*LIST OF TASKS*.
a) In the entries, starting at the first line and ending at the line containing "- field-label: Hide: [243, 458, 276, 478]", swap "checkbox" for "toggle" and leave everything else unchanged.
b) Resume the forum post about sous vide poor man's burnt ends, picking up after its last sentence.

___ PASSAGE GIVEN ___

# SV Poor Mans Burnt Ends



## SGMan

Half the fun of this hobby is trying new methods and ways to do things.    So, I am doing just that with my 'poor mans' burnt ends. (With your host Chuck Roast)   The past couple of times ive done PMBE, they were good but it was hit and miss on whether they were awesome or just plain too dry.   

Enter - the Sous Vide.   Inspired by past SV cooks, and a couple of youtube vids, I seasoned and sealed by roast and put it in the bath @ 135 for ~34 hours.  I then drained the juice, patted it dry and now its in the fridge to rest (while I come to work) and I will smoke it either tonight or tomorrow.  

Im sure that it wont be on the smoker for as long as if I was going from raw because I only plan to let the IT come up to around 135 or so.  That should give it plenty of smoke time before it gets cubed and sauce tossed and then back in for a glazing.

___ RECORDS FOR THIS EXERCISE ___

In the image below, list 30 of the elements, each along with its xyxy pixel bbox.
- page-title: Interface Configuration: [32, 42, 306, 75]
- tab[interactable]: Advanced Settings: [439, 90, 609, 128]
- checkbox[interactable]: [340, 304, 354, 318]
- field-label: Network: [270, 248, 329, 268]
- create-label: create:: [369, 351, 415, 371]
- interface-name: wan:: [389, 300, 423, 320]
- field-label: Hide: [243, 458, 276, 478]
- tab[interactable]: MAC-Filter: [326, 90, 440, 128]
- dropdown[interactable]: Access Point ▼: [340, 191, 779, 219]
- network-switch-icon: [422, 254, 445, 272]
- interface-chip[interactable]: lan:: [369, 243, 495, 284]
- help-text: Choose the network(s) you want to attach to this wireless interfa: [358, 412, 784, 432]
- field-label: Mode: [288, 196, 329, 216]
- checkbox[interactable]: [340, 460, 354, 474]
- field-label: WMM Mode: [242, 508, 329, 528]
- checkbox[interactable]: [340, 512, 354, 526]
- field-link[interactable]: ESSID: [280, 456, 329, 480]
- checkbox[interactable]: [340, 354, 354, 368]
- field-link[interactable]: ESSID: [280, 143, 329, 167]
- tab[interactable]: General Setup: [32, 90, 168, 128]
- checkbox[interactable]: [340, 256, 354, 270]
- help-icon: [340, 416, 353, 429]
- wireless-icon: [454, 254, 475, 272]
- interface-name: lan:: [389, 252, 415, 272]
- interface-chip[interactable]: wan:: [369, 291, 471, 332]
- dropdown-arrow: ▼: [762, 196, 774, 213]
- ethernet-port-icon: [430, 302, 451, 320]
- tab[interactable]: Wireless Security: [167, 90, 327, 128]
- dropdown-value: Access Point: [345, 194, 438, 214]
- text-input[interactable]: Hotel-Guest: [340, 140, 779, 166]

___

*PER-TASK OUTPUTS*.
a)
In the image below, list 30 of the elements, each along with its xyxy pixel bbox.
- page-title: Interface Configuration: [32, 42, 306, 75]
- tab[interactable]: Advanced Settings: [439, 90, 609, 128]
- toggle[interactable]: [340, 304, 354, 318]
- field-label: Network: [270, 248, 329, 268]
- create-label: create:: [369, 351, 415, 371]
- interface-name: wan:: [389, 300, 423, 320]
- field-label: Hide: [243, 458, 276, 478]

b)
Ill try to remember to grab pics this time before and after :D


----------



## drdon

Watching this one for sure.


----------



## oldsmokerdude

Hmm, that's an interesting approach. Looking forward to the results.


----------



## SGMan

Well, I just got it on the smoker less than an hour ago and I must say Im a little surprised (but not really) 

The temp of this roast is skyrocketing at about a rate of ~1 degree(F) per minute.  This could be in part due to the extreme temp fluccs of my MES30 or the fact that the meat is already cooked.   Rather interesting nonetheless and I have had to drop the temp a couple of times to try and slow the 'reheat' and give it more time on the smoke.   
So far I started @ 220 > 210 > 175  (currently)   Its IT is jamming along.  Already it has jumped close to 70 degrees from being out of refrigeration.   That 135(ish) will be here in no time!  Then I get to cube and sauce it and let it try to glaze some.  

A fun and learning experience indeed!

The roast post SV and out of the fridge ready to go into the smoker.  (More pics to follow)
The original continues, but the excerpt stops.